• MATERIAL FOR THE TASK
-=-=-=-=-

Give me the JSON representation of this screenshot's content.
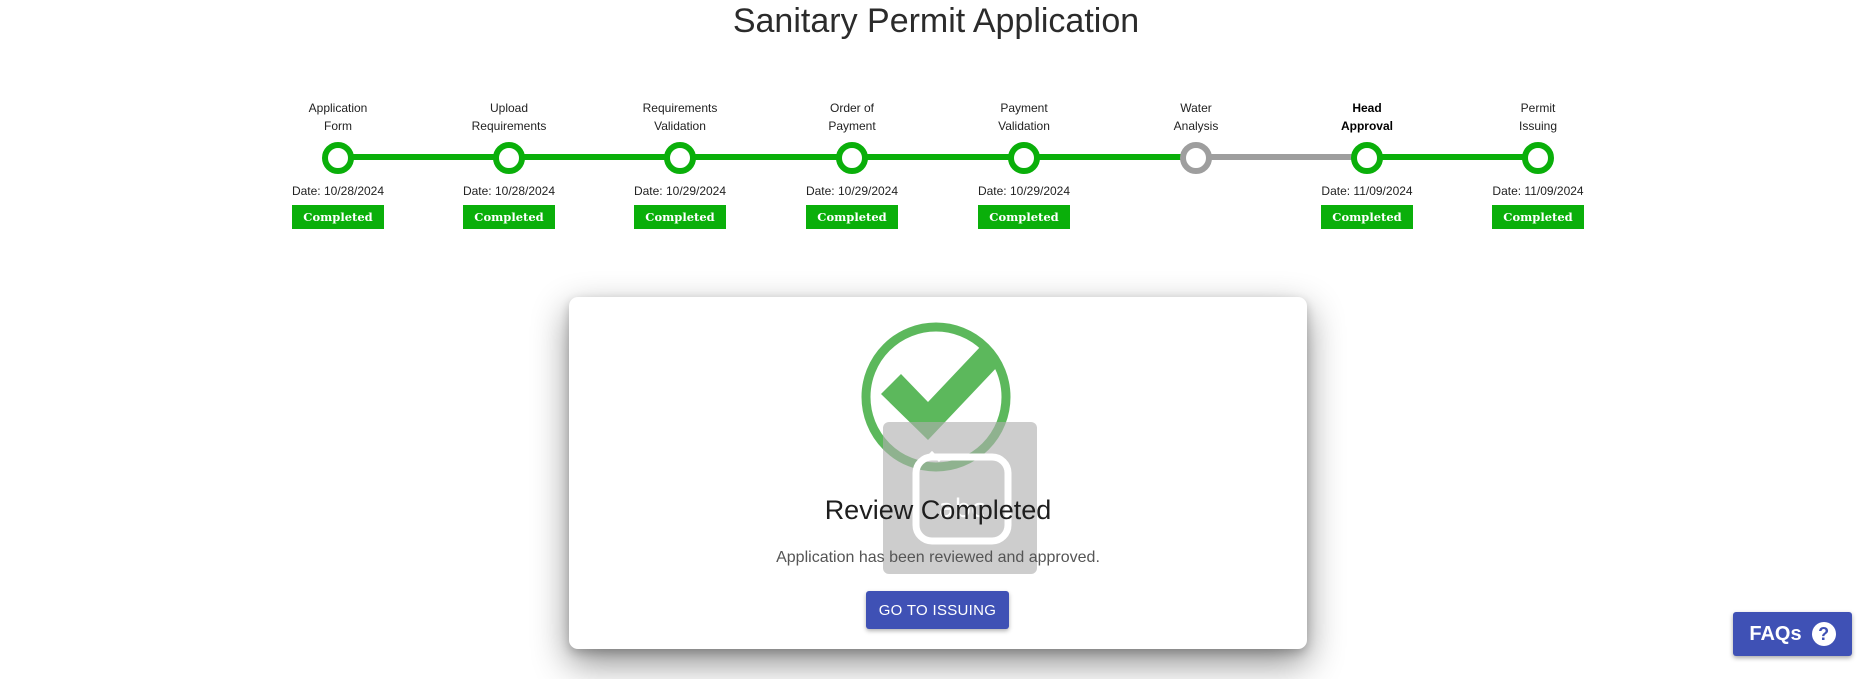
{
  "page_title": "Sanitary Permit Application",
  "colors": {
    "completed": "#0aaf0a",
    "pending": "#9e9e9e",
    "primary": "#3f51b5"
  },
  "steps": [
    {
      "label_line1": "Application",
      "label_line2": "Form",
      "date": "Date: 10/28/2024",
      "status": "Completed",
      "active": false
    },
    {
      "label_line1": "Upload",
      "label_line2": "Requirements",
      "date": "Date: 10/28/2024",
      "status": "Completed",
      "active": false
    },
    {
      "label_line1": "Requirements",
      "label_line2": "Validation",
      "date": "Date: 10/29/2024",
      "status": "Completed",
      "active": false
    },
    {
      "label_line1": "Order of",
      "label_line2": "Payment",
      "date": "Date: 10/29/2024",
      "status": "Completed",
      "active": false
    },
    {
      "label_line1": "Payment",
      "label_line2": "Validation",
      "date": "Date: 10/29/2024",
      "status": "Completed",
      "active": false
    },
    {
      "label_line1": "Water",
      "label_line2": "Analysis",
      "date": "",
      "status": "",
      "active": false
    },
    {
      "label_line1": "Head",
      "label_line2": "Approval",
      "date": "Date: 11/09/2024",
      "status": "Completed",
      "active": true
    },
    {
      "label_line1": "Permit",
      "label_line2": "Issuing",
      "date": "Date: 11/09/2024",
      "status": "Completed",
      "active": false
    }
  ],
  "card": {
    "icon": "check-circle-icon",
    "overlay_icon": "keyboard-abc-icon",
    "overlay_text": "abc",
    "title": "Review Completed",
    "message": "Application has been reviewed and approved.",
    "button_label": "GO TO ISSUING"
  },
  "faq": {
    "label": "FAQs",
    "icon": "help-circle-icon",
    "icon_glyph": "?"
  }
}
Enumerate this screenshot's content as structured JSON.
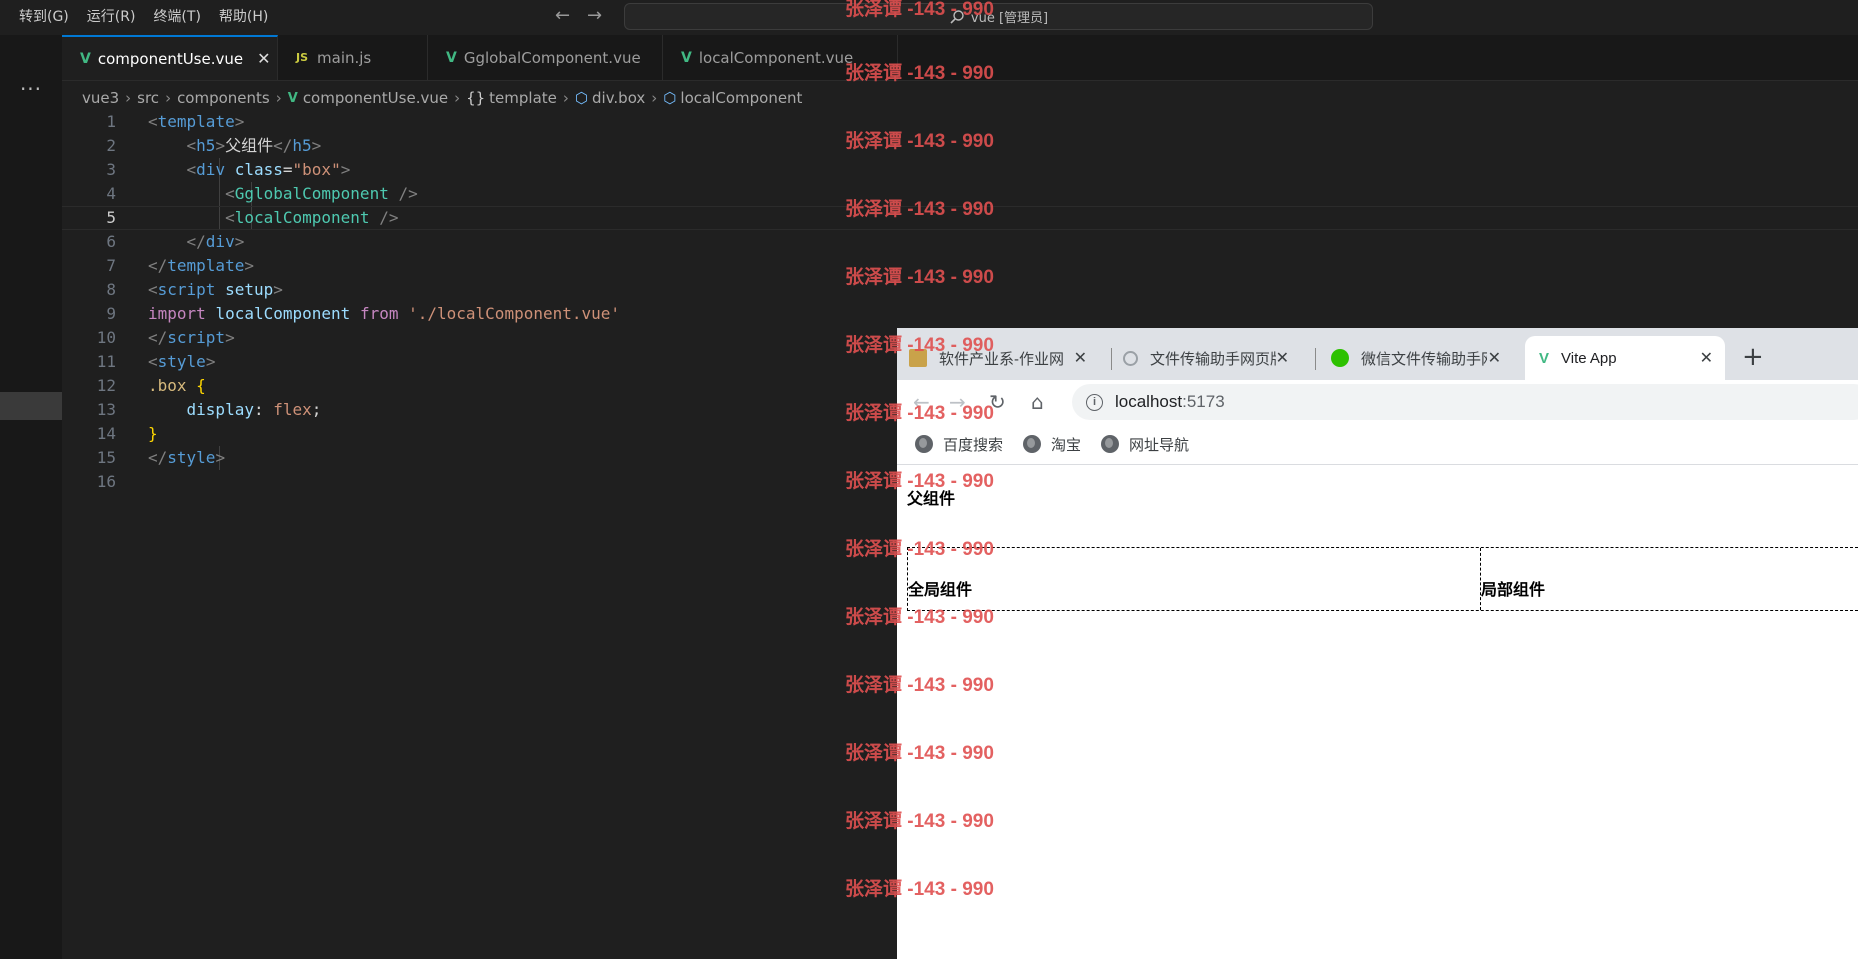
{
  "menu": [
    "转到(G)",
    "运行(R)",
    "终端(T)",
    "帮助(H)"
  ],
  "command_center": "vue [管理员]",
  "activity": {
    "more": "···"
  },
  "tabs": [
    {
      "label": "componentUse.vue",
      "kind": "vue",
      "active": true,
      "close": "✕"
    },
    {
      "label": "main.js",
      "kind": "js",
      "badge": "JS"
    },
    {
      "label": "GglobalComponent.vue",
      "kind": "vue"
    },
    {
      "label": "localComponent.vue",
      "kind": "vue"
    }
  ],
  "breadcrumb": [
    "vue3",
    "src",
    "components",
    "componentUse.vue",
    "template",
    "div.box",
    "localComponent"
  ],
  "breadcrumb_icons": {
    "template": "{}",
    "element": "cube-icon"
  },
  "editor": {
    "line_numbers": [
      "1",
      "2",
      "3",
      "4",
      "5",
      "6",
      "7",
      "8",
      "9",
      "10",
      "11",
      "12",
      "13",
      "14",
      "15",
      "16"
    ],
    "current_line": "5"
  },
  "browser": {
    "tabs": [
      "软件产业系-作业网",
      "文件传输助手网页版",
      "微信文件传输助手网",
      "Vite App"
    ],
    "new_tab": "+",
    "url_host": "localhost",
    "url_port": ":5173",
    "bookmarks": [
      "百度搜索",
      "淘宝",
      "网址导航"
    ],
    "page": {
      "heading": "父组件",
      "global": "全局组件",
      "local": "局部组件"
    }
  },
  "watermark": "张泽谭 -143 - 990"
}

-=-=-=-=-

• EXERCISE
Copy the data character for character, but drop all pictures from the copy.

• FINAL RESULT
Give me the JSON representation of this screenshot's content.
{
  "page_title": "Sanitary Permit Application",
  "colors": {
    "completed": "#0aaf0a",
    "pending": "#9e9e9e",
    "primary": "#3f51b5"
  },
  "steps": [
    {
      "label_line1": "Application",
      "label_line2": "Form",
      "date": "Date: 10/28/2024",
      "status": "Completed",
      "active": false
    },
    {
      "label_line1": "Upload",
      "label_line2": "Requirements",
      "date": "Date: 10/28/2024",
      "status": "Completed",
      "active": false
    },
    {
      "label_line1": "Requirements",
      "label_line2": "Validation",
      "date": "Date: 10/29/2024",
      "status": "Completed",
      "active": false
    },
    {
      "label_line1": "Order of",
      "label_line2": "Payment",
      "date": "Date: 10/29/2024",
      "status": "Completed",
      "active": false
    },
    {
      "label_line1": "Payment",
      "label_line2": "Validation",
      "date": "Date: 10/29/2024",
      "status": "Completed",
      "active": false
    },
    {
      "label_line1": "Water",
      "label_line2": "Analysis",
      "date": "",
      "status": "",
      "active": false
    },
    {
      "label_line1": "Head",
      "label_line2": "Approval",
      "date": "Date: 11/09/2024",
      "status": "Completed",
      "active": true
    },
    {
      "label_line1": "Permit",
      "label_line2": "Issuing",
      "date": "Date: 11/09/2024",
      "status": "Completed",
      "active": false
    }
  ],
  "card": {
    "icon": "check-circle-icon",
    "overlay_icon": "keyboard-abc-icon",
    "overlay_text": "abc",
    "title": "Review Completed",
    "message": "Application has been reviewed and approved.",
    "button_label": "GO TO ISSUING"
  },
  "faq": {
    "label": "FAQs",
    "icon": "help-circle-icon",
    "icon_glyph": "?"
  }
}
Enumerate this screenshot's content as structured JSON.
{
  "menu": [
    "转到(G)",
    "运行(R)",
    "终端(T)",
    "帮助(H)"
  ],
  "command_center": "vue [管理员]",
  "activity": {
    "more": "···"
  },
  "tabs": [
    {
      "label": "componentUse.vue",
      "kind": "vue",
      "active": true,
      "close": "✕"
    },
    {
      "label": "main.js",
      "kind": "js",
      "badge": "JS"
    },
    {
      "label": "GglobalComponent.vue",
      "kind": "vue"
    },
    {
      "label": "localComponent.vue",
      "kind": "vue"
    }
  ],
  "breadcrumb": [
    "vue3",
    "src",
    "components",
    "componentUse.vue",
    "template",
    "div.box",
    "localComponent"
  ],
  "breadcrumb_icons": {
    "template": "{}",
    "element": "cube-icon"
  },
  "editor": {
    "line_numbers": [
      "1",
      "2",
      "3",
      "4",
      "5",
      "6",
      "7",
      "8",
      "9",
      "10",
      "11",
      "12",
      "13",
      "14",
      "15",
      "16"
    ],
    "current_line": "5"
  },
  "browser": {
    "tabs": [
      "软件产业系-作业网",
      "文件传输助手网页版",
      "微信文件传输助手网",
      "Vite App"
    ],
    "new_tab": "+",
    "url_host": "localhost",
    "url_port": ":5173",
    "bookmarks": [
      "百度搜索",
      "淘宝",
      "网址导航"
    ],
    "page": {
      "heading": "父组件",
      "global": "全局组件",
      "local": "局部组件"
    }
  },
  "watermark": "张泽谭 -143 - 990"
}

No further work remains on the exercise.